> _Data entries_:
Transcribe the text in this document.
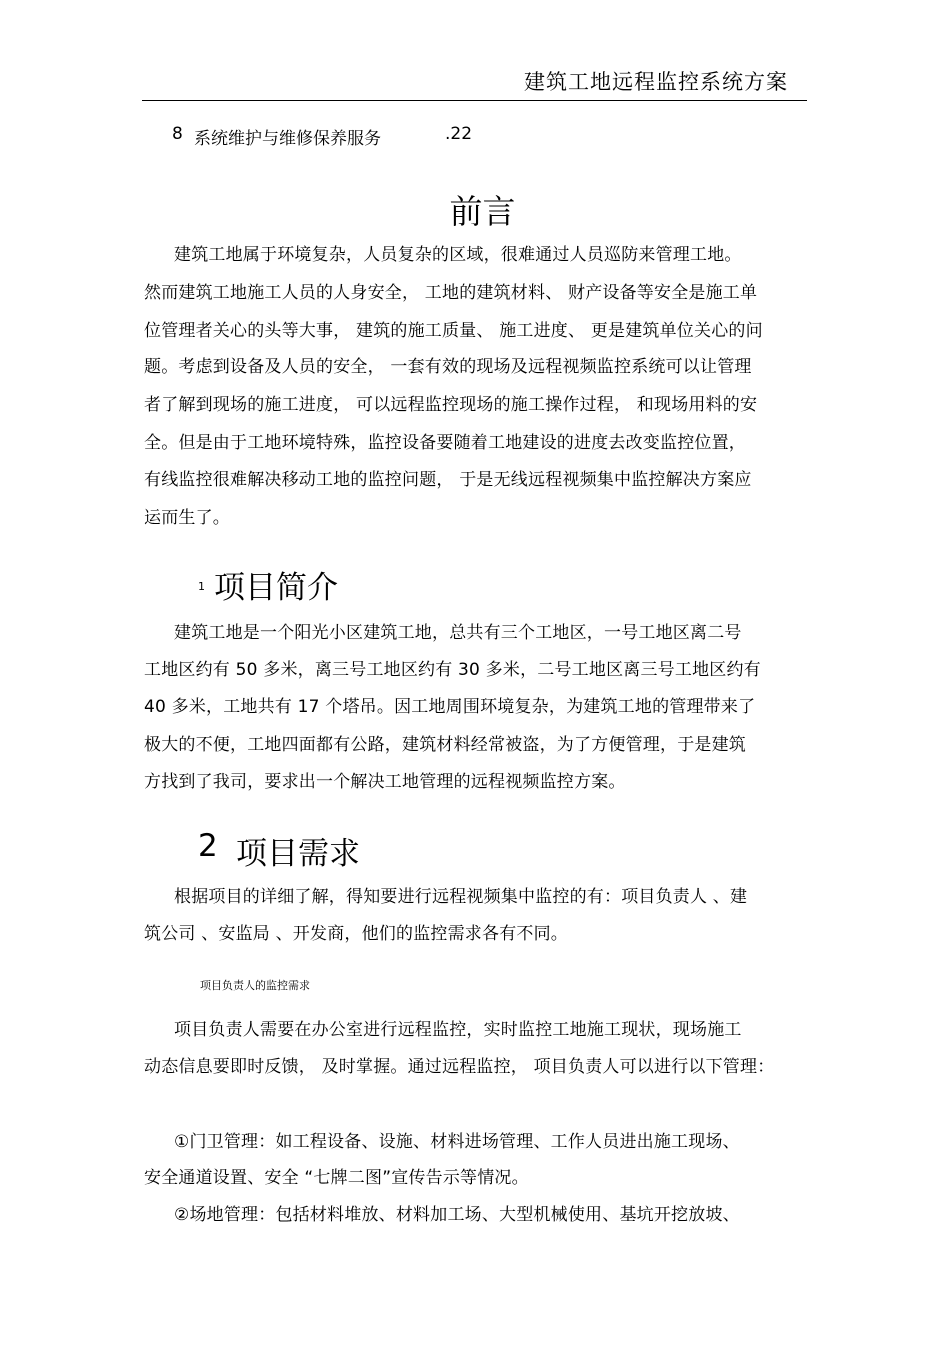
建筑工地远程监控系统方案
8 系统维护与维修保养服务	.22
前言
建筑工地属于环境复杂，人员复杂的区域，很难通过人员巡防来管理工地。
然而建筑工地施工人员的人身安全， 工地的建筑材料、 财产设备等安全是施工单
位管理者关心的头等大事， 建筑的施工质量、 施工进度、 更是建筑单位关心的问
题。考虑到设备及人员的安全， 一套有效的现场及远程视频监控系统可以让管理
者了解到现场的施工进度， 可以远程监控现场的施工操作过程， 和现场用料的安
全。但是由于工地环境特殊，监控设备要随着工地建设的进度去改变监控位置，
有线监控很难解决移动工地的监控问题， 于是无线远程视频集中监控解决方案应
运而生了。
1 项目简介
建筑工地是一个阳光小区建筑工地，总共有三个工地区，一号工地区离二号
工地区约有 50 多米，离三号工地区约有 30 多米，二号工地区离三号工地区约有
40 多米，工地共有 17 个塔吊。因工地周围环境复杂，为建筑工地的管理带来了
极大的不便，工地四面都有公路，建筑材料经常被盗，为了方便管理，于是建筑
方找到了我司，要求出一个解决工地管理的远程视频监控方案。
2 项目需求
根据项目的详细了解，得知要进行远程视频集中监控的有：项目负责人 、建
筑公司 、安监局 、开发商，他们的监控需求各有不同。
项目负责人的监控需求
项目负责人需要在办公室进行远程监控，实时监控工地施工现状，现场施工
动态信息要即时反馈， 及时掌握。通过远程监控， 项目负责人可以进行以下管理：
①门卫管理：如工程设备、设施、材料进场管理、工作人员进出施工现场、
安全通道设置、安全 “七牌二图”宣传告示等情况。
②场地管理：包括材料堆放、材料加工场、大型机械使用、基坑开挖放坡、
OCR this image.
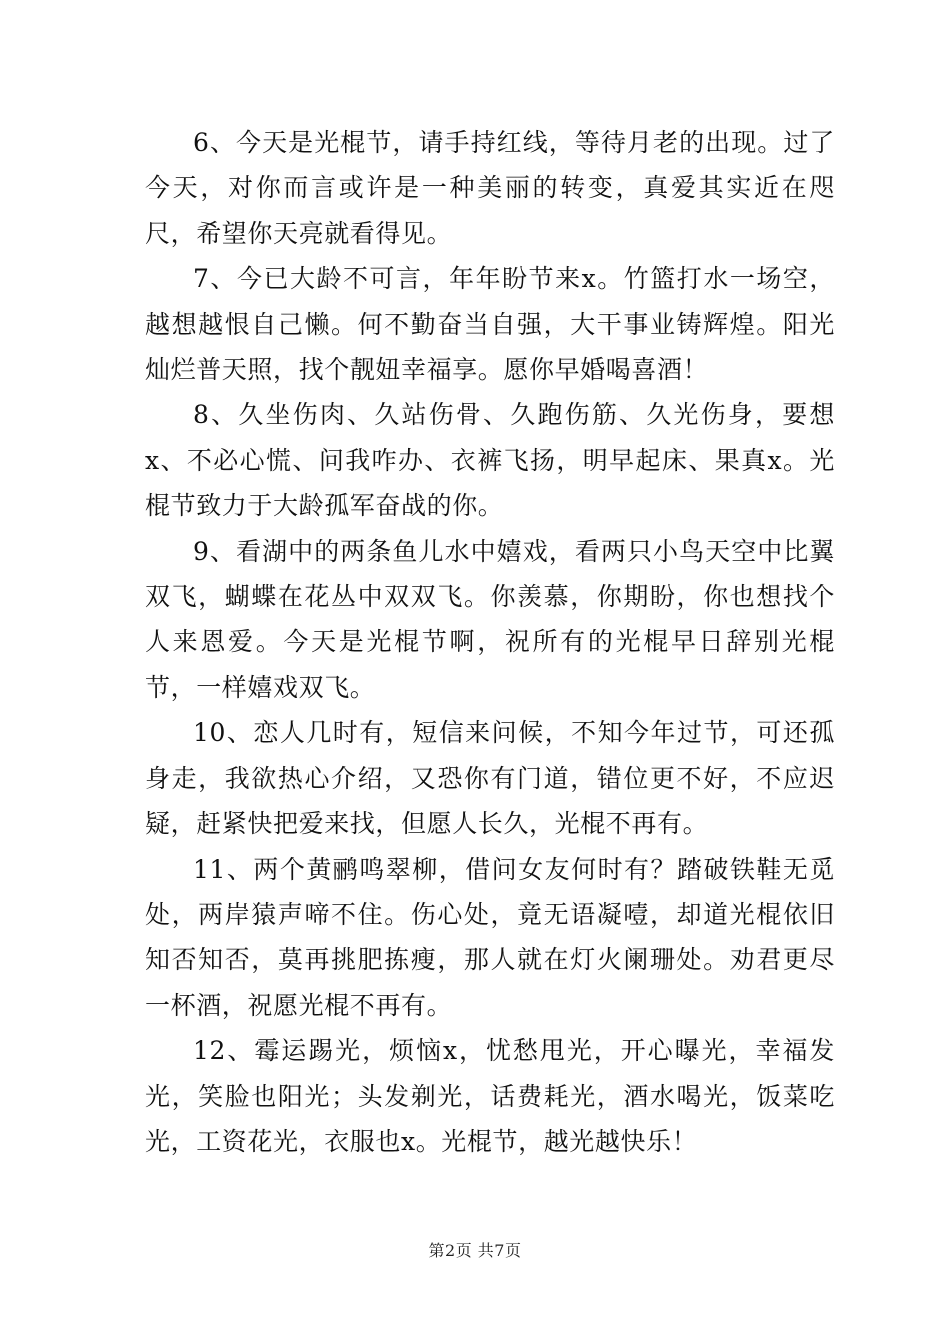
6、今天是光棍节，请手持红线，等待月老的出现。过了今天，对你而言或许是一种美丽的转变，真爱其实近在咫尺，希望你天亮就看得见。

7、今已大龄不可言，年年盼节来x。竹篮打水一场空，越想越恨自己懒。何不勤奋当自强，大干事业铸辉煌。阳光灿烂普天照，找个靓妞幸福享。愿你早婚喝喜酒！

8、久坐伤肉、久站伤骨、久跑伤筋、久光伤身，要想x、不必心慌、问我咋办、衣裤飞扬，明早起床、果真x。光棍节致力于大龄孤军奋战的你。

9、看湖中的两条鱼儿水中嬉戏，看两只小鸟天空中比翼双飞，蝴蝶在花丛中双双飞。你羡慕，你期盼，你也想找个人来恩爱。今天是光棍节啊，祝所有的光棍早日辞别光棍节，一样嬉戏双飞。

10、恋人几时有，短信来问候，不知今年过节，可还孤身走，我欲热心介绍，又恐你有门道，错位更不好，不应迟疑，赶紧快把爱来找，但愿人长久，光棍不再有。

11、两个黄鹂鸣翠柳，借问女友何时有？踏破铁鞋无觅处，两岸猿声啼不住。伤心处，竟无语凝噎，却道光棍依旧知否知否，莫再挑肥拣瘦，那人就在灯火阑珊处。劝君更尽一杯酒，祝愿光棍不再有。

12、霉运踢光，烦恼x，忧愁甩光，开心曝光，幸福发光，笑脸也阳光；头发剃光，话费耗光，酒水喝光，饭菜吃光，工资花光，衣服也x。光棍节，越光越快乐！

第2页 共7页
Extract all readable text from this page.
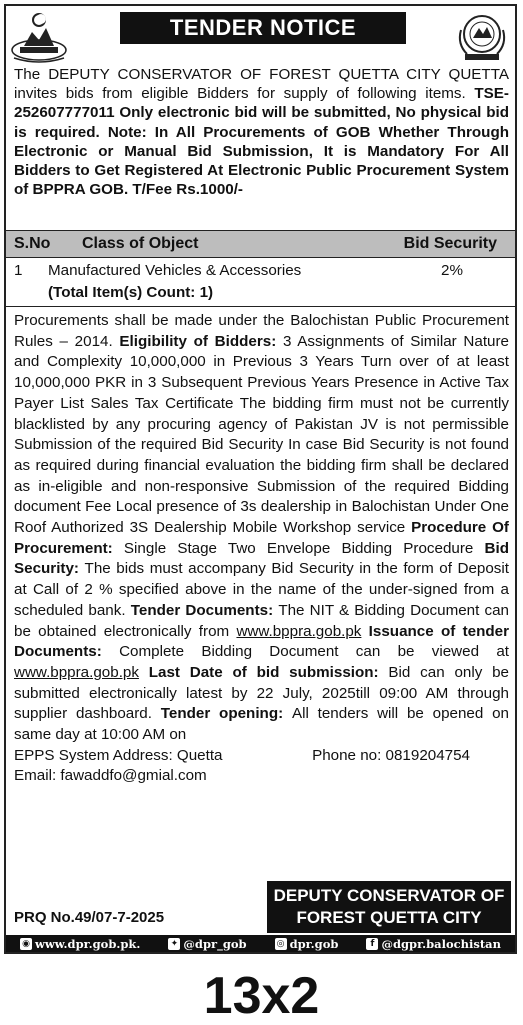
TENDER NOTICE
The DEPUTY CONSERVATOR OF FOREST QUETTA CITY QUETTA invites bids from eligible Bidders for supply of following items. TSE-252607777011 Only electronic bid will be submitted, No physical bid is required. Note: In All Procurements of GOB Whether Through Electronic or Manual Bid Submission, It is Mandatory For All Bidders to Get Registered At Electronic Public Procurement System of BPPRA GOB. T/Fee Rs.1000/-
S.No Class of Object	Bid Security
1 Manufactured Vehicles & Accessories	2%
(Total Item(s) Count: 1)
Procurements shall be made under the Balochistan Public Procurement Rules – 2014. Eligibility of Bidders: 3 Assignments of Similar Nature and Complexity 10,000,000 in Previous 3 Years Turn over of at least 10,000,000 PKR in 3 Subsequent Previous Years Presence in Active Tax Payer List Sales Tax Certificate The bidding firm must not be currently blacklisted by any procuring agency of Pakistan JV is not permissible Submission of the required Bid Security In case Bid Security is not found as required during financial evaluation the bidding firm shall be declared as in-eligible and non-responsive Submission of the required Bidding document Fee Local presence of 3s dealership in Balochistan Under One Roof Authorized 3S Dealership Mobile Workshop service Procedure Of Procurement: Single Stage Two Envelope Bidding Procedure Bid Security: The bids must accompany Bid Security in the form of Deposit at Call of 2 % specified above in the name of the under-signed from a scheduled bank. Tender Documents: The NIT & Bidding Document can be obtained electronically from www.bppra.gob.pk Issuance of tender Documents: Complete Bidding Document can be viewed at www.bppra.gob.pk Last Date of bid submission: Bid can only be submitted electronically latest by 22 July, 2025till 09:00 AM through supplier dashboard. Tender opening: All tenders will be opened on same day at 10:00 AM on
EPPS System Address: Quetta	Phone no: 0819204754
Email: fawaddfo@gmial.com
PRQ No.49/07-7-2025
DEPUTY CONSERVATOR OF
FOREST QUETTA CITY
◉ www.dpr.gob.pk.	✦ @dpr_gob	◎ dpr.gob	f @dgpr.balochistan
13x2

> _Given instruction_: Reproduce all of the material exactly, apart from the pictures.

> _Solution for this exercise_:
Transcribe the text in this document.
建筑工地远程监控系统方案
8 系统维护与维修保养服务	.22
前言
建筑工地属于环境复杂，人员复杂的区域，很难通过人员巡防来管理工地。
然而建筑工地施工人员的人身安全， 工地的建筑材料、 财产设备等安全是施工单
位管理者关心的头等大事， 建筑的施工质量、 施工进度、 更是建筑单位关心的问
题。考虑到设备及人员的安全， 一套有效的现场及远程视频监控系统可以让管理
者了解到现场的施工进度， 可以远程监控现场的施工操作过程， 和现场用料的安
全。但是由于工地环境特殊，监控设备要随着工地建设的进度去改变监控位置，
有线监控很难解决移动工地的监控问题， 于是无线远程视频集中监控解决方案应
运而生了。
1 项目简介
建筑工地是一个阳光小区建筑工地，总共有三个工地区，一号工地区离二号
工地区约有 50 多米，离三号工地区约有 30 多米，二号工地区离三号工地区约有
40 多米，工地共有 17 个塔吊。因工地周围环境复杂，为建筑工地的管理带来了
极大的不便，工地四面都有公路，建筑材料经常被盗，为了方便管理，于是建筑
方找到了我司，要求出一个解决工地管理的远程视频监控方案。
2 项目需求
根据项目的详细了解，得知要进行远程视频集中监控的有：项目负责人 、建
筑公司 、安监局 、开发商，他们的监控需求各有不同。
项目负责人的监控需求
项目负责人需要在办公室进行远程监控，实时监控工地施工现状，现场施工
动态信息要即时反馈， 及时掌握。通过远程监控， 项目负责人可以进行以下管理：
①门卫管理：如工程设备、设施、材料进场管理、工作人员进出施工现场、
安全通道设置、安全 “七牌二图”宣传告示等情况。
②场地管理：包括材料堆放、材料加工场、大型机械使用、基坑开挖放坡、
OCR this image.
6、今天是光棍节，请手持红线，等待月老的出现。过了今天，对你而言或许是一种美丽的转变，真爱其实近在咫尺，希望你天亮就看得见。

7、今已大龄不可言，年年盼节来x。竹篮打水一场空，越想越恨自己懒。何不勤奋当自强，大干事业铸辉煌。阳光灿烂普天照，找个靓妞幸福享。愿你早婚喝喜酒！

8、久坐伤肉、久站伤骨、久跑伤筋、久光伤身，要想x、不必心慌、问我咋办、衣裤飞扬，明早起床、果真x。光棍节致力于大龄孤军奋战的你。

9、看湖中的两条鱼儿水中嬉戏，看两只小鸟天空中比翼双飞，蝴蝶在花丛中双双飞。你羡慕，你期盼，你也想找个人来恩爱。今天是光棍节啊，祝所有的光棍早日辞别光棍节，一样嬉戏双飞。

10、恋人几时有，短信来问候，不知今年过节，可还孤身走，我欲热心介绍，又恐你有门道，错位更不好，不应迟疑，赶紧快把爱来找，但愿人长久，光棍不再有。

11、两个黄鹂鸣翠柳，借问女友何时有？踏破铁鞋无觅处，两岸猿声啼不住。伤心处，竟无语凝噎，却道光棍依旧知否知否，莫再挑肥拣瘦，那人就在灯火阑珊处。劝君更尽一杯酒，祝愿光棍不再有。

12、霉运踢光，烦恼x，忧愁甩光，开心曝光，幸福发光，笑脸也阳光；头发剃光，话费耗光，酒水喝光，饭菜吃光，工资花光，衣服也x。光棍节，越光越快乐！

第2页 共7页
Extract all readable text from this page.
TENDER NOTICE
The DEPUTY CONSERVATOR OF FOREST QUETTA CITY QUETTA invites bids from eligible Bidders for supply of following items. TSE-252607777011 Only electronic bid will be submitted, No physical bid is required. Note: In All Procurements of GOB Whether Through Electronic or Manual Bid Submission, It is Mandatory For All Bidders to Get Registered At Electronic Public Procurement System of BPPRA GOB. T/Fee Rs.1000/-
S.No Class of Object	Bid Security
1 Manufactured Vehicles & Accessories	2%
(Total Item(s) Count: 1)
Procurements shall be made under the Balochistan Public Procurement Rules – 2014. Eligibility of Bidders: 3 Assignments of Similar Nature and Complexity 10,000,000 in Previous 3 Years Turn over of at least 10,000,000 PKR in 3 Subsequent Previous Years Presence in Active Tax Payer List Sales Tax Certificate The bidding firm must not be currently blacklisted by any procuring agency of Pakistan JV is not permissible Submission of the required Bid Security In case Bid Security is not found as required during financial evaluation the bidding firm shall be declared as in-eligible and non-responsive Submission of the required Bidding document Fee Local presence of 3s dealership in Balochistan Under One Roof Authorized 3S Dealership Mobile Workshop service Procedure Of Procurement: Single Stage Two Envelope Bidding Procedure Bid Security: The bids must accompany Bid Security in the form of Deposit at Call of 2 % specified above in the name of the under-signed from a scheduled bank. Tender Documents: The NIT & Bidding Document can be obtained electronically from www.bppra.gob.pk Issuance of tender Documents: Complete Bidding Document can be viewed at www.bppra.gob.pk Last Date of bid submission: Bid can only be submitted electronically latest by 22 July, 2025till 09:00 AM through supplier dashboard. Tender opening: All tenders will be opened on same day at 10:00 AM on
EPPS System Address: Quetta	Phone no: 0819204754
Email: fawaddfo@gmial.com
PRQ No.49/07-7-2025
DEPUTY CONSERVATOR OF
FOREST QUETTA CITY
◉ www.dpr.gob.pk.	✦ @dpr_gob	◎ dpr.gob	f @dgpr.balochistan
13x2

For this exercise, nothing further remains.